(Stored data)
######
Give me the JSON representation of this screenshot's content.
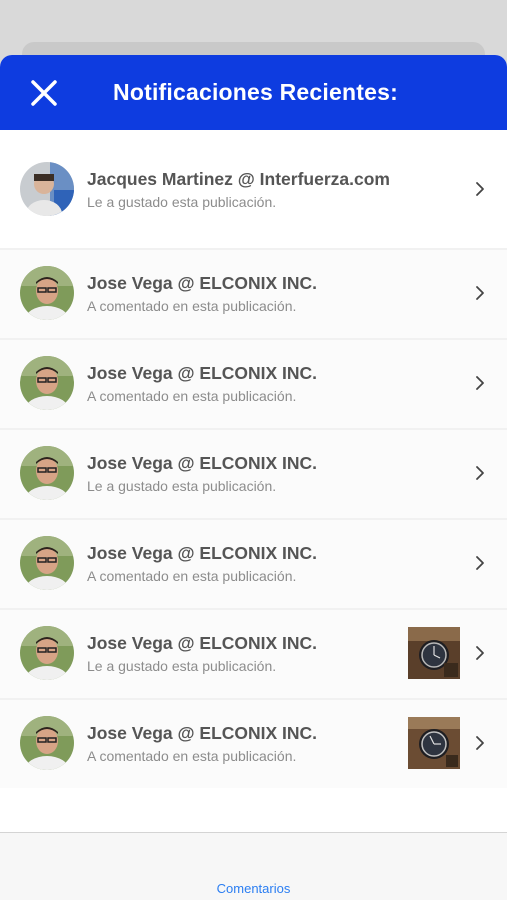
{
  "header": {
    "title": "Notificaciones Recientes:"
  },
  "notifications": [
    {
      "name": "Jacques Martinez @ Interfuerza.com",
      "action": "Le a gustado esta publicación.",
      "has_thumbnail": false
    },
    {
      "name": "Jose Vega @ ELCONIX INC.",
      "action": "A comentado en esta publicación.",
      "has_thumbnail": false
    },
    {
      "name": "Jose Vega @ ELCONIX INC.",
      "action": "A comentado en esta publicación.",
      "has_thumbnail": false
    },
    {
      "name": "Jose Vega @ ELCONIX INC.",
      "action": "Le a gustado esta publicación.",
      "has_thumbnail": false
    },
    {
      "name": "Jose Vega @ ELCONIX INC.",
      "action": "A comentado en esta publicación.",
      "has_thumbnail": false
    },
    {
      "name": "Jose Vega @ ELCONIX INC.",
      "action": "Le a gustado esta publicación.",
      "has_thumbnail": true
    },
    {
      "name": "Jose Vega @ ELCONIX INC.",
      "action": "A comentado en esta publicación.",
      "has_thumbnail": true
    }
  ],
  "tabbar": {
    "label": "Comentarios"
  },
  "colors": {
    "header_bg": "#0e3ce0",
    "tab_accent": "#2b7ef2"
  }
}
######
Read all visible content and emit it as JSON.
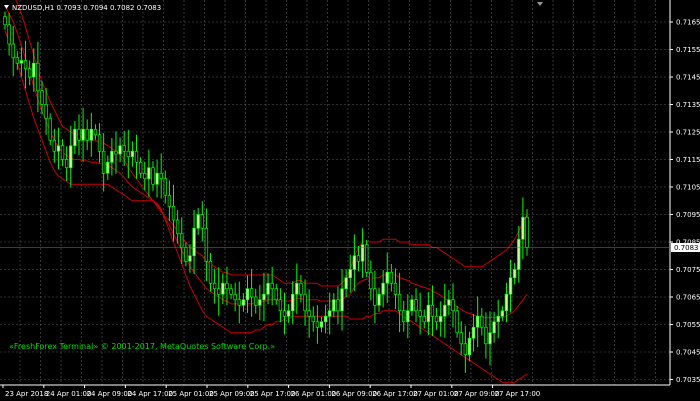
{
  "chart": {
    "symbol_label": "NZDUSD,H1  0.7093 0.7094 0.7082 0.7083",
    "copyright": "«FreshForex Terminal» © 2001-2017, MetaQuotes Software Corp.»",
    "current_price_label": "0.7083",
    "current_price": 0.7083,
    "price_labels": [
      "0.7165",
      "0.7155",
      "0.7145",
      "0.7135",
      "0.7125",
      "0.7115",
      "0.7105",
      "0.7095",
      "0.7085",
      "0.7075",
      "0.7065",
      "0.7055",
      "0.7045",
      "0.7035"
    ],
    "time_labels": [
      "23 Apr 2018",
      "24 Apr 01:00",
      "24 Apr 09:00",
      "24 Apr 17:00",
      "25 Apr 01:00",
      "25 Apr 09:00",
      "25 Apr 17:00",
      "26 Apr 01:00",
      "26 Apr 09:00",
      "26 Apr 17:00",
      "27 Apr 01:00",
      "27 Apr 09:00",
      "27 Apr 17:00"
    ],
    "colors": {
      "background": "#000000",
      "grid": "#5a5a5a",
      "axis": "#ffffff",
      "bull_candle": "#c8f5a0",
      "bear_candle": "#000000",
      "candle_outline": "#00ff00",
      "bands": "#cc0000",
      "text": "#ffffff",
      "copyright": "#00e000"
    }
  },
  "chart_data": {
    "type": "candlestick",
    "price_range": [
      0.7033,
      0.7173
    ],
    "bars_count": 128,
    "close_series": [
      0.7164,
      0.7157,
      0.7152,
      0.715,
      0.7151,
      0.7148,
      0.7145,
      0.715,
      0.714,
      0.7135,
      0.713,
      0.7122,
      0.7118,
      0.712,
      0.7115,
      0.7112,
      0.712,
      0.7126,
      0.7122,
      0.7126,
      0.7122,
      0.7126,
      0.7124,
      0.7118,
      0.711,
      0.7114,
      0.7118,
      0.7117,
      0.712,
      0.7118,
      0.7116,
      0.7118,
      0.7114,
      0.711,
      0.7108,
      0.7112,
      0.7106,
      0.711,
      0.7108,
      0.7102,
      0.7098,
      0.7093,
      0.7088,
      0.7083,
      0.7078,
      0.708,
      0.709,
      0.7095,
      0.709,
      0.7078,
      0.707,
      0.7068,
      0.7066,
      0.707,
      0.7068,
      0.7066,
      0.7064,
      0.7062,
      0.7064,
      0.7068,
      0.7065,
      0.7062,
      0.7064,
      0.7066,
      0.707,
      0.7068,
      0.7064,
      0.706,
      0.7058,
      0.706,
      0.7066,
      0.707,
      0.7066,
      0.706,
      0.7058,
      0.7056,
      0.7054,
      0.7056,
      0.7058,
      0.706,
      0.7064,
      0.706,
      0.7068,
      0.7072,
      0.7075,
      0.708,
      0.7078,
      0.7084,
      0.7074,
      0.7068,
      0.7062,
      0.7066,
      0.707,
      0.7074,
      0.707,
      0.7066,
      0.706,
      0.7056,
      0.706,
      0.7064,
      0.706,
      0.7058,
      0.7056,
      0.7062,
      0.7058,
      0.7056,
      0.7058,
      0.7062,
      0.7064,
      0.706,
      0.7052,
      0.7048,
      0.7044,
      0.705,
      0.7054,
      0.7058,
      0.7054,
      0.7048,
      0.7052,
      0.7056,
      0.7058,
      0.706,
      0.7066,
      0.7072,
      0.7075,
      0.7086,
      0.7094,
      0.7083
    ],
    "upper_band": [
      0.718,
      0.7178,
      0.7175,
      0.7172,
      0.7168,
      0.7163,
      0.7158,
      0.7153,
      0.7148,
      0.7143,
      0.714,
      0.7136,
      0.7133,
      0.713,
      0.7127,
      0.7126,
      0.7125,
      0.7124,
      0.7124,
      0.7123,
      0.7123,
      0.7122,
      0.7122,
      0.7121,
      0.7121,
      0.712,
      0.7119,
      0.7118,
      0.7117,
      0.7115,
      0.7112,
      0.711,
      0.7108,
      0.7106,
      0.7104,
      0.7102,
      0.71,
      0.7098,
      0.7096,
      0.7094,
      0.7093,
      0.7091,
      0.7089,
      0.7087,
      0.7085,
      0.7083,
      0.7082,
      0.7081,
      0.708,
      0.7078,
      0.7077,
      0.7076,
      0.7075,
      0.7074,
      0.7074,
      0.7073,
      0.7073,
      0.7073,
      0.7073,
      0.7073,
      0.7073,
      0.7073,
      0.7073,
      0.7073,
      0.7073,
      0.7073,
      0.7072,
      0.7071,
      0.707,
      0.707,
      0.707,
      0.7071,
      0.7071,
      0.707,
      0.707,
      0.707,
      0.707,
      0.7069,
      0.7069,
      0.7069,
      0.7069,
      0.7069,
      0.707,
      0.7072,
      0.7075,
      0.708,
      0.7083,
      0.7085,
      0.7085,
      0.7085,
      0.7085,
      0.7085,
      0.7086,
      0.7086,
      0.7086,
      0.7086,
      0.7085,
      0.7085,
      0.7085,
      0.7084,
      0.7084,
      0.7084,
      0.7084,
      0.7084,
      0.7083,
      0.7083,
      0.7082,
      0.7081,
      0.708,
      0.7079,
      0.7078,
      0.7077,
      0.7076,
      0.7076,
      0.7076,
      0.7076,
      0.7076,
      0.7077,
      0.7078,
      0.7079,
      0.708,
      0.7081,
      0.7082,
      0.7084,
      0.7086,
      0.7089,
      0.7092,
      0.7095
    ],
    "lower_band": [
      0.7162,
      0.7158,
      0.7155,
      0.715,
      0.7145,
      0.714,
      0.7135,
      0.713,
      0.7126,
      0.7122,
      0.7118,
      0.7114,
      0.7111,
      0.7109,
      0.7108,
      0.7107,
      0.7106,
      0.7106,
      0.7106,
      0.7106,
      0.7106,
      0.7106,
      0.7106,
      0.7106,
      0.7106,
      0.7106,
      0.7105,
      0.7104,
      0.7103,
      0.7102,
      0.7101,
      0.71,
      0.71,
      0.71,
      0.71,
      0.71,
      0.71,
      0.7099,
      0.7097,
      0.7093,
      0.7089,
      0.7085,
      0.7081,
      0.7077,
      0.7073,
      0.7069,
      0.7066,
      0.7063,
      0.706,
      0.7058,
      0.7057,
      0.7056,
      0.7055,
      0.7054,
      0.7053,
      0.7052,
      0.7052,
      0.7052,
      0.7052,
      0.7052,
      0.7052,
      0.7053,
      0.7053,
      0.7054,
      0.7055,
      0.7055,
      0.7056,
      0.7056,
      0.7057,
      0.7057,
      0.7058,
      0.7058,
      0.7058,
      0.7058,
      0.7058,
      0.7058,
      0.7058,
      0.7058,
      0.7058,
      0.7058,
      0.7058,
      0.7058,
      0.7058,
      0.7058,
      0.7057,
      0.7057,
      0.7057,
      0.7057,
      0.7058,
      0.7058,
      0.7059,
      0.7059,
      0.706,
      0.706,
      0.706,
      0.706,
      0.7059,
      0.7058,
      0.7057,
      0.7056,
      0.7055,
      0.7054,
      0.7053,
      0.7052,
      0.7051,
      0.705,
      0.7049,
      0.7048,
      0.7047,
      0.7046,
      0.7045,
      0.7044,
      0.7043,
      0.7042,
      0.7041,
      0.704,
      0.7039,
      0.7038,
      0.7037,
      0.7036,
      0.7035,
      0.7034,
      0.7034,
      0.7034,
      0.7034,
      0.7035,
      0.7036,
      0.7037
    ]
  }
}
######
= Requirement =
Determine the number of lines in the data that contain "copyright" as a word or string, and state only that number.

= Written response =
2